## Aim:
Copy out the lines below word for word, keeping every one of them.

(Raw records)
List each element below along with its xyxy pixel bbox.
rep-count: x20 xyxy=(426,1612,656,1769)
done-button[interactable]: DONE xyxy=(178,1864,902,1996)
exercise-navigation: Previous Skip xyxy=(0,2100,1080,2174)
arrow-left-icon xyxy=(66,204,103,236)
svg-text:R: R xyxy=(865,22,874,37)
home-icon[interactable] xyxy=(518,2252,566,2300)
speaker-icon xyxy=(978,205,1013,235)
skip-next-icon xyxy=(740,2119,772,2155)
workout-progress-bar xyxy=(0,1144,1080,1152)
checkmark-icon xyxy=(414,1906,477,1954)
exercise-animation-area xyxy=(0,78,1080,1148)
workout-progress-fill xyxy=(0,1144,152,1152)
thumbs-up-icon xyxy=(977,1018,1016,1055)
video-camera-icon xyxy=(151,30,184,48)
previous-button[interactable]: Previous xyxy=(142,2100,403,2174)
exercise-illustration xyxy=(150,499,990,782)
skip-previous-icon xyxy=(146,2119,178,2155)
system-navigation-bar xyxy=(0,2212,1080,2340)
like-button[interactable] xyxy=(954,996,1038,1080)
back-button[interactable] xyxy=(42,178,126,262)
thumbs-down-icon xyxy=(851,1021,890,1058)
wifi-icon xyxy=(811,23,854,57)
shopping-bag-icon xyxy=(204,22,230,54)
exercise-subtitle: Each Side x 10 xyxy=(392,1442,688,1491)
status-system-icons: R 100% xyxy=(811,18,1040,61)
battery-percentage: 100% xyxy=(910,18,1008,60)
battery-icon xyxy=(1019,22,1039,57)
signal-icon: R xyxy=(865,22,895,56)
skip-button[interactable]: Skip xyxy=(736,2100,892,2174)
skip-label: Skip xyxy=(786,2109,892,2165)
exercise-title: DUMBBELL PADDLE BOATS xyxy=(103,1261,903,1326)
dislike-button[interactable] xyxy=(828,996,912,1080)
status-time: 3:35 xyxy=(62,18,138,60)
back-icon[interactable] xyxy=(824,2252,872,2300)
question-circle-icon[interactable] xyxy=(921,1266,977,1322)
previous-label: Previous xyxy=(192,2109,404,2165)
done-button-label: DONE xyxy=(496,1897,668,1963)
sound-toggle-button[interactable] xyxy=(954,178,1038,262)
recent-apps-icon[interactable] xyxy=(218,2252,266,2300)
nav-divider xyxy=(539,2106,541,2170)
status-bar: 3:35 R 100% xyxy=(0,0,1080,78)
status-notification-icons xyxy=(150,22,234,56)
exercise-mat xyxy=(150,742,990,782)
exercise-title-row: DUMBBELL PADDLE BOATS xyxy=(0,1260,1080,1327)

## Finished answer:
List each element below along with its xyxy pixel bbox.
rep-count: x20 xyxy=(426,1612,656,1769)
done-button[interactable]: DONE xyxy=(178,1864,902,1996)
exercise-navigation: Previous Skip xyxy=(0,2100,1080,2174)
arrow-left-icon xyxy=(66,204,103,236)
svg-text:R: R xyxy=(865,22,874,37)
home-icon[interactable] xyxy=(518,2252,566,2300)
speaker-icon xyxy=(978,205,1013,235)
skip-next-icon xyxy=(740,2119,772,2155)
workout-progress-bar xyxy=(0,1144,1080,1152)
checkmark-icon xyxy=(414,1906,477,1954)
exercise-animation-area xyxy=(0,78,1080,1148)
workout-progress-fill xyxy=(0,1144,152,1152)
thumbs-up-icon xyxy=(977,1018,1016,1055)
video-camera-icon xyxy=(151,30,184,48)
previous-button[interactable]: Previous xyxy=(142,2100,403,2174)
exercise-illustration xyxy=(150,499,990,782)
skip-previous-icon xyxy=(146,2119,178,2155)
system-navigation-bar xyxy=(0,2212,1080,2340)
like-button[interactable] xyxy=(954,996,1038,1080)
back-button[interactable] xyxy=(42,178,126,262)
thumbs-down-icon xyxy=(851,1021,890,1058)
wifi-icon xyxy=(811,23,854,57)
shopping-bag-icon xyxy=(204,22,230,54)
exercise-subtitle: Each Side x 10 xyxy=(392,1442,688,1491)
status-system-icons: R 100% xyxy=(811,18,1040,61)
battery-percentage: 100% xyxy=(910,18,1008,60)
battery-icon xyxy=(1019,22,1039,57)
signal-icon: R xyxy=(865,22,895,56)
skip-button[interactable]: Skip xyxy=(736,2100,892,2174)
skip-label: Skip xyxy=(786,2109,892,2165)
exercise-title: DUMBBELL PADDLE BOATS xyxy=(103,1261,903,1326)
dislike-button[interactable] xyxy=(828,996,912,1080)
status-time: 3:35 xyxy=(62,18,138,60)
back-icon[interactable] xyxy=(824,2252,872,2300)
question-circle-icon[interactable] xyxy=(921,1266,977,1322)
previous-label: Previous xyxy=(192,2109,404,2165)
done-button-label: DONE xyxy=(496,1897,668,1963)
sound-toggle-button[interactable] xyxy=(954,178,1038,262)
recent-apps-icon[interactable] xyxy=(218,2252,266,2300)
nav-divider xyxy=(539,2106,541,2170)
status-bar: 3:35 R 100% xyxy=(0,0,1080,78)
status-notification-icons xyxy=(150,22,234,56)
exercise-mat xyxy=(150,742,990,782)
exercise-title-row: DUMBBELL PADDLE BOATS xyxy=(0,1260,1080,1327)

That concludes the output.